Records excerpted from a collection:
=====

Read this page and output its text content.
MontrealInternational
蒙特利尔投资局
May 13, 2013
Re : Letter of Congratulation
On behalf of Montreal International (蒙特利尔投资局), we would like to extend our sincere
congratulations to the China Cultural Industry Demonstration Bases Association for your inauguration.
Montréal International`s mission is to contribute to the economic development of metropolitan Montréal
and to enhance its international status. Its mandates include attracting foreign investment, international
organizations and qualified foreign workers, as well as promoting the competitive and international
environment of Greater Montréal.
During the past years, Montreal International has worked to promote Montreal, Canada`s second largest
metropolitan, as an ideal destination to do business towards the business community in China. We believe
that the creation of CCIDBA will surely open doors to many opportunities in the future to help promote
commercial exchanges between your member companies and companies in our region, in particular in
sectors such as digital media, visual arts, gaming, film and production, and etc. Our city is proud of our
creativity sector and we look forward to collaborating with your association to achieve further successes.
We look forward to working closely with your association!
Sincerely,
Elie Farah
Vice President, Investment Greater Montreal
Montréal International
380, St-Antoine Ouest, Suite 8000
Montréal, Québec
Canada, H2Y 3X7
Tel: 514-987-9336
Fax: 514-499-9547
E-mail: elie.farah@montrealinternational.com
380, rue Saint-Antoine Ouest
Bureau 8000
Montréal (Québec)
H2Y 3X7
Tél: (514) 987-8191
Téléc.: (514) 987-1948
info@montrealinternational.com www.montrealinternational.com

=====

WHAT IS NEEDED
Each entry above is to be quoted exactly.

WRITTEN SOLUTION
Read this page and output its text content.
MontrealInternational
蒙特利尔投资局
May 13, 2013
Re : Letter of Congratulation
On behalf of Montreal International (蒙特利尔投资局), we would like to extend our sincere
congratulations to the China Cultural Industry Demonstration Bases Association for your inauguration.
Montréal International`s mission is to contribute to the economic development of metropolitan Montréal
and to enhance its international status. Its mandates include attracting foreign investment, international
organizations and qualified foreign workers, as well as promoting the competitive and international
environment of Greater Montréal.
During the past years, Montreal International has worked to promote Montreal, Canada`s second largest
metropolitan, as an ideal destination to do business towards the business community in China. We believe
that the creation of CCIDBA will surely open doors to many opportunities in the future to help promote
commercial exchanges between your member companies and companies in our region, in particular in
sectors such as digital media, visual arts, gaming, film and production, and etc. Our city is proud of our
creativity sector and we look forward to collaborating with your association to achieve further successes.
We look forward to working closely with your association!
Sincerely,
Elie Farah
Vice President, Investment Greater Montreal
Montréal International
380, St-Antoine Ouest, Suite 8000
Montréal, Québec
Canada, H2Y 3X7
Tel: 514-987-9336
Fax: 514-499-9547
E-mail: elie.farah@montrealinternational.com
380, rue Saint-Antoine Ouest
Bureau 8000
Montréal (Québec)
H2Y 3X7
Tél: (514) 987-8191
Téléc.: (514) 987-1948
info@montrealinternational.com www.montrealinternational.com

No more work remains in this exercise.